▶ **STATED EXERCISE**:
Lines containing the string "text" are to be collected in full.

[Data records]
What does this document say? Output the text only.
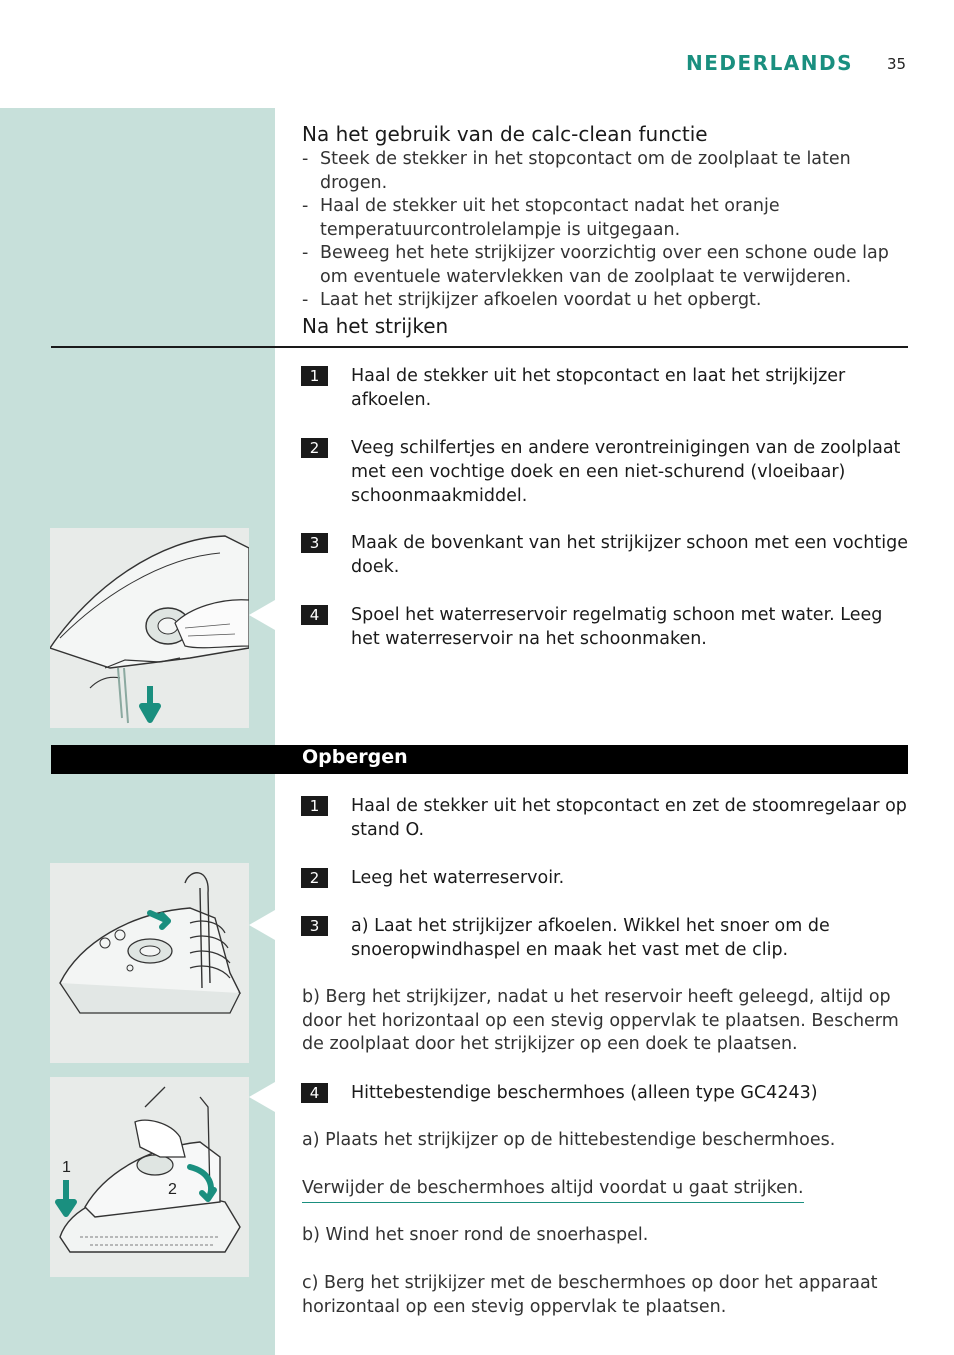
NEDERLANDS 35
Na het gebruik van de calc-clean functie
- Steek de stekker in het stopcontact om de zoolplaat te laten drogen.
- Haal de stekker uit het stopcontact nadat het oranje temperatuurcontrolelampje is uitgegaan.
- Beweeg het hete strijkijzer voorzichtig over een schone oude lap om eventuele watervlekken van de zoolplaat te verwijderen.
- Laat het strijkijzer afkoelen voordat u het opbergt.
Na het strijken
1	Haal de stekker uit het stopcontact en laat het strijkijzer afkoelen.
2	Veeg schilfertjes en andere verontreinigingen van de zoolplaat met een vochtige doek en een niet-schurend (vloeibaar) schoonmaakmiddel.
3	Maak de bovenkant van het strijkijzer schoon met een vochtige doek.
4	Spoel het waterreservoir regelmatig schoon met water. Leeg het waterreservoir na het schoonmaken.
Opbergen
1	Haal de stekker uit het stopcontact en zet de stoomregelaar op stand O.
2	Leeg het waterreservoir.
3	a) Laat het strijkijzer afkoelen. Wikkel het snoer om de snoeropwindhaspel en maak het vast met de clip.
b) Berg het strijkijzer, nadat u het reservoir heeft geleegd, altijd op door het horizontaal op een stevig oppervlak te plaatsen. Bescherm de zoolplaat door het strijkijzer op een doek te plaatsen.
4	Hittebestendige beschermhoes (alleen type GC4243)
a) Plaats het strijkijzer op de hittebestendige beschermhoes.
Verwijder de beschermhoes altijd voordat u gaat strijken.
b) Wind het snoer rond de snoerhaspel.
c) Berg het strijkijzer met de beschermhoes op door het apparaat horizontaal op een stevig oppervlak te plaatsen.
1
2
--
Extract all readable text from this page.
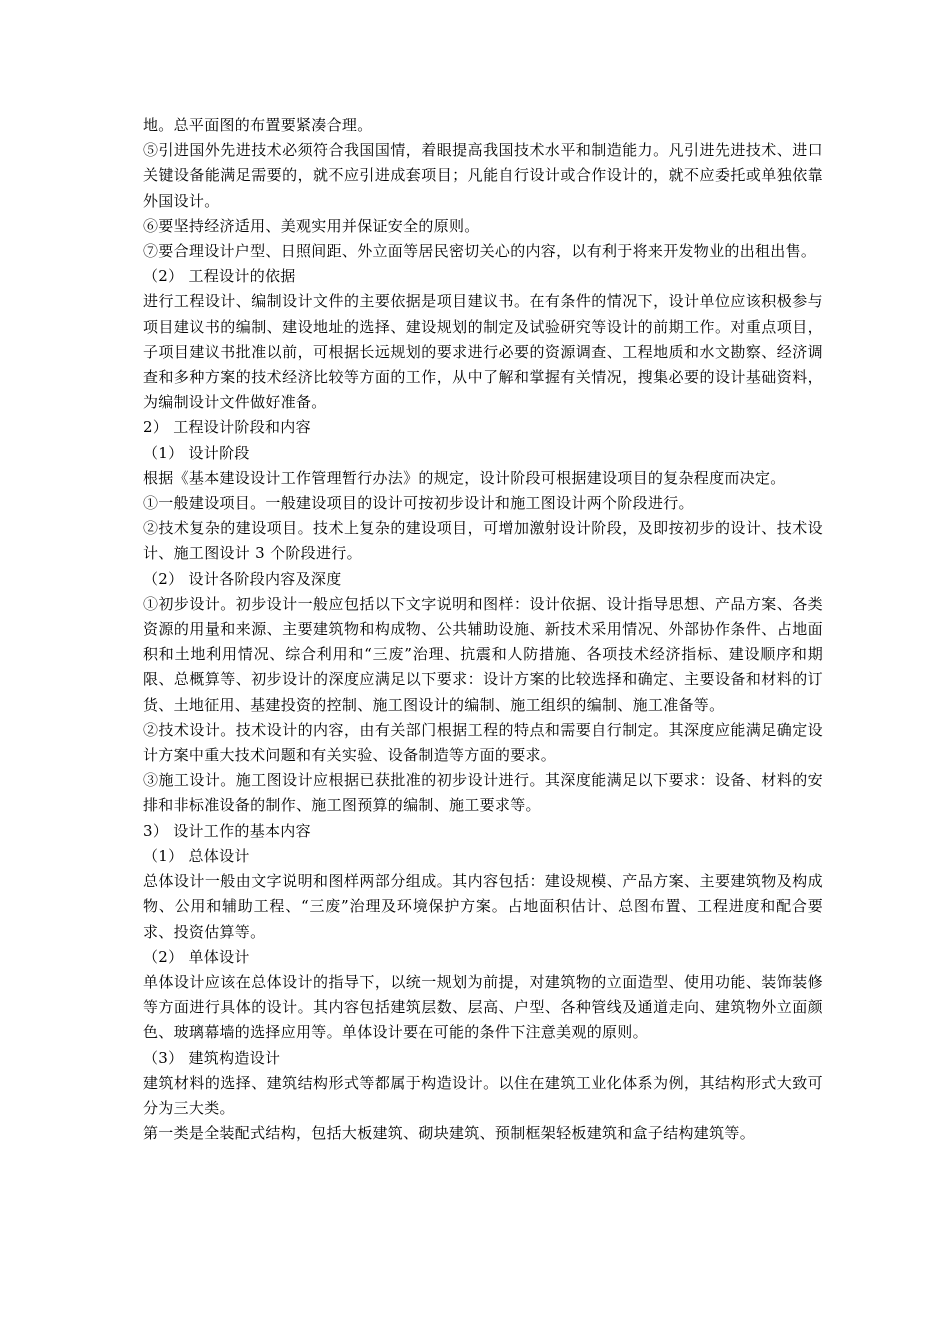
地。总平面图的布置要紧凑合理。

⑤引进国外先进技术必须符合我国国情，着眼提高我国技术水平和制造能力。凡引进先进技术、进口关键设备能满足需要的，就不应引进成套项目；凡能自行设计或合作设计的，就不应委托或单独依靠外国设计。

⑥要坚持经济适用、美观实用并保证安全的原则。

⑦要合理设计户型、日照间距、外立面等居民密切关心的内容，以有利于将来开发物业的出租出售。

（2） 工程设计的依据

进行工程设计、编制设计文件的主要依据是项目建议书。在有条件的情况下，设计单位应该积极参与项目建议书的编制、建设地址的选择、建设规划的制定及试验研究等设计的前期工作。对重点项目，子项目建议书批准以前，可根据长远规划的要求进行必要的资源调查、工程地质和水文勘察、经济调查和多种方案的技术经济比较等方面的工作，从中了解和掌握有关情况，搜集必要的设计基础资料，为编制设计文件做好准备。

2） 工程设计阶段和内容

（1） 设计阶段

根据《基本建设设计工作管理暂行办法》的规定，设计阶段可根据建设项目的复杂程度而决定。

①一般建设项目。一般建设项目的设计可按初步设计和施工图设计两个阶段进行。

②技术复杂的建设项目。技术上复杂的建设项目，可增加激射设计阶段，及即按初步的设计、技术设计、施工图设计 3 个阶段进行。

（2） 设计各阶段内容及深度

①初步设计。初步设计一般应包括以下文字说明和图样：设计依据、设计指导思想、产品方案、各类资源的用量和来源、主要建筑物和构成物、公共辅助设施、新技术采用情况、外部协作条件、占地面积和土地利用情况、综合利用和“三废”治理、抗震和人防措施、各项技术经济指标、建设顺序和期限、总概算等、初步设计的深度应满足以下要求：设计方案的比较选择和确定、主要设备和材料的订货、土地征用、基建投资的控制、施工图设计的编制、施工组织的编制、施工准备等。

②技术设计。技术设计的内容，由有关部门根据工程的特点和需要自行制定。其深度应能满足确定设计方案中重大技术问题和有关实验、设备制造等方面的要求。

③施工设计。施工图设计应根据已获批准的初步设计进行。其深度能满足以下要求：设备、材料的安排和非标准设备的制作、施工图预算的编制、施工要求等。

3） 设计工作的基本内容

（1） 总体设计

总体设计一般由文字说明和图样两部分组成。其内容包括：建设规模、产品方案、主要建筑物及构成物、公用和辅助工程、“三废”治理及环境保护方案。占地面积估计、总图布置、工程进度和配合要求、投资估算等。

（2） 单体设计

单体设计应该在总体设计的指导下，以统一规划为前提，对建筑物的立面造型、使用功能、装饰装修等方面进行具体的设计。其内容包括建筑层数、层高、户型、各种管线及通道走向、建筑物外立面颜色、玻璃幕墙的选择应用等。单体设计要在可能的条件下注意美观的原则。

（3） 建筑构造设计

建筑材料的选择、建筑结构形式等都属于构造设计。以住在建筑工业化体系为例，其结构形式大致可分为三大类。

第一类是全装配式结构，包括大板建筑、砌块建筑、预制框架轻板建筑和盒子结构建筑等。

▶ **IN RESPONSE**:
What does this document say? Output the text only.
Extract all readable text from this page.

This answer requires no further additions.